**Aim**.
Write out all of the entries exactly, please.
>> start Records for this exercise
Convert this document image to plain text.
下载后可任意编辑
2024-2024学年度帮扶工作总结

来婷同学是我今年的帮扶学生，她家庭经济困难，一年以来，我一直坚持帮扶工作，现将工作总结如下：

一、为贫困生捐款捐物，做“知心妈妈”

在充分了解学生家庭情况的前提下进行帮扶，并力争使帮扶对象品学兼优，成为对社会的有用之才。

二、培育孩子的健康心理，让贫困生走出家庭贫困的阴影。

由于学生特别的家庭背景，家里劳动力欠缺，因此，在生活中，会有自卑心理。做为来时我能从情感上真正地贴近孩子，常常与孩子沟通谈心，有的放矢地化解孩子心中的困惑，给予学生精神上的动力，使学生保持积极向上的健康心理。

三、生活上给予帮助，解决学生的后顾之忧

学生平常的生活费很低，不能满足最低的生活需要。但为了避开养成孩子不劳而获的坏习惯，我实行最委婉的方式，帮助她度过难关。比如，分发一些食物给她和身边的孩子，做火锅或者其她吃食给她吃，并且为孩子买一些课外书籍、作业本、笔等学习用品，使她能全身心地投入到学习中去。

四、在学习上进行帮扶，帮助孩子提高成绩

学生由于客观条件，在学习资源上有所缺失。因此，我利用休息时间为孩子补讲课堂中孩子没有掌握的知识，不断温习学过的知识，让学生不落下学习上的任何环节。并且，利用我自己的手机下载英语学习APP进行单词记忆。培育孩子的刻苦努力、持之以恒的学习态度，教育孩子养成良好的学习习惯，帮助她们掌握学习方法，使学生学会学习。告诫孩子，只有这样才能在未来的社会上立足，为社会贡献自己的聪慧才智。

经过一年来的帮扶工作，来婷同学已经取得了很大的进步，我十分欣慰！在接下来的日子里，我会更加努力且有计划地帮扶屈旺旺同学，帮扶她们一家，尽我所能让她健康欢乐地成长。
>> end Records for this exercise
**Correct answer**.
Convert this document image to plain text.
下载后可任意编辑
2024-2024学年度帮扶工作总结

来婷同学是我今年的帮扶学生，她家庭经济困难，一年以来，我一直坚持帮扶工作，现将工作总结如下：

一、为贫困生捐款捐物，做“知心妈妈”

在充分了解学生家庭情况的前提下进行帮扶，并力争使帮扶对象品学兼优，成为对社会的有用之才。

二、培育孩子的健康心理，让贫困生走出家庭贫困的阴影。

由于学生特别的家庭背景，家里劳动力欠缺，因此，在生活中，会有自卑心理。做为来时我能从情感上真正地贴近孩子，常常与孩子沟通谈心，有的放矢地化解孩子心中的困惑，给予学生精神上的动力，使学生保持积极向上的健康心理。

三、生活上给予帮助，解决学生的后顾之忧

学生平常的生活费很低，不能满足最低的生活需要。但为了避开养成孩子不劳而获的坏习惯，我实行最委婉的方式，帮助她度过难关。比如，分发一些食物给她和身边的孩子，做火锅或者其她吃食给她吃，并且为孩子买一些课外书籍、作业本、笔等学习用品，使她能全身心地投入到学习中去。

四、在学习上进行帮扶，帮助孩子提高成绩

学生由于客观条件，在学习资源上有所缺失。因此，我利用休息时间为孩子补讲课堂中孩子没有掌握的知识，不断温习学过的知识，让学生不落下学习上的任何环节。并且，利用我自己的手机下载英语学习APP进行单词记忆。培育孩子的刻苦努力、持之以恒的学习态度，教育孩子养成良好的学习习惯，帮助她们掌握学习方法，使学生学会学习。告诫孩子，只有这样才能在未来的社会上立足，为社会贡献自己的聪慧才智。

经过一年来的帮扶工作，来婷同学已经取得了很大的进步，我十分欣慰！在接下来的日子里，我会更加努力且有计划地帮扶屈旺旺同学，帮扶她们一家，尽我所能让她健康欢乐地成长。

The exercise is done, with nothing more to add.